● **Problem**: Count up the lines in the following listing that hold the word "ГОСУДАРСТВЕННЫХ", then give only that count.

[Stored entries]

··········

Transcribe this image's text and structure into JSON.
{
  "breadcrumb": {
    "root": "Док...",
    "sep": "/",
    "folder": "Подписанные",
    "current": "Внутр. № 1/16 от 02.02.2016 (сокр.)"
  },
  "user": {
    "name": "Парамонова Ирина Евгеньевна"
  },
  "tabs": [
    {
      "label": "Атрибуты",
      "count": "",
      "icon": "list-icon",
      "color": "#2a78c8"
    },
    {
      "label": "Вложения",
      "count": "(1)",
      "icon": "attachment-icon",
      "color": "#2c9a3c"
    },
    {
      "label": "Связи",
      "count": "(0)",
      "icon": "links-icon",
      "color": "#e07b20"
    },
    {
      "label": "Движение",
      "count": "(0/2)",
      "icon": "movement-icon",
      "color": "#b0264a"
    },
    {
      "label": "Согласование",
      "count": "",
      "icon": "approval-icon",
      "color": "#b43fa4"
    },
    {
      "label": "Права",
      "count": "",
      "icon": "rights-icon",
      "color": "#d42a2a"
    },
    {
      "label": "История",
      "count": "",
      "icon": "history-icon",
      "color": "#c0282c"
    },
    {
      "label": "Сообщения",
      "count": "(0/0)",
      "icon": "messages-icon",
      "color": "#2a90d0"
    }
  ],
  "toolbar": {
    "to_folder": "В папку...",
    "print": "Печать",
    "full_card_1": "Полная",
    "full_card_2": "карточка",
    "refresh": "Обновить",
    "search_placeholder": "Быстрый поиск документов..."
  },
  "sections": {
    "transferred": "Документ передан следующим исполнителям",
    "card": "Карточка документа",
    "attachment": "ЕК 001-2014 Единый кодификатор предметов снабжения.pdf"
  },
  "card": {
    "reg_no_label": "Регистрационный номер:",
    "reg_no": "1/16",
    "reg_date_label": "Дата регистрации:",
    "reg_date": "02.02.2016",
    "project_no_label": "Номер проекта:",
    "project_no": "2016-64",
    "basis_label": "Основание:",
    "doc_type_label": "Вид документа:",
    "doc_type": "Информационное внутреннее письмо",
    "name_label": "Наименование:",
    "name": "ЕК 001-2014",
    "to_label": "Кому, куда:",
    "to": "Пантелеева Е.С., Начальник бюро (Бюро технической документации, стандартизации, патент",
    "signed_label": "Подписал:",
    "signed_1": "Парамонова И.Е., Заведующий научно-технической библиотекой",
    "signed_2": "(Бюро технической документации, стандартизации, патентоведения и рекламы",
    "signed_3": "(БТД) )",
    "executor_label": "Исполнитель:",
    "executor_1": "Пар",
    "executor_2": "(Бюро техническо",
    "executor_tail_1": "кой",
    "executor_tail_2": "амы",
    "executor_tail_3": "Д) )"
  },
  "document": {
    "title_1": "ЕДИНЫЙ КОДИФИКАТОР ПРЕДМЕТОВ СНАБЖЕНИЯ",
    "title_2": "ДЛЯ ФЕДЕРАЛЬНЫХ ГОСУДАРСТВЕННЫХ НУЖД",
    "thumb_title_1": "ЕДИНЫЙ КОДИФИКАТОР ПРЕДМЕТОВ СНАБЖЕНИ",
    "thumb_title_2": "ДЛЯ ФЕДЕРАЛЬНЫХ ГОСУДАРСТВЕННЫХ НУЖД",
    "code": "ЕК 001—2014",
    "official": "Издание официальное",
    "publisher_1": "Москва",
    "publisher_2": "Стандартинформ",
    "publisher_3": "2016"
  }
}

··········

● **Completed exercise**: 2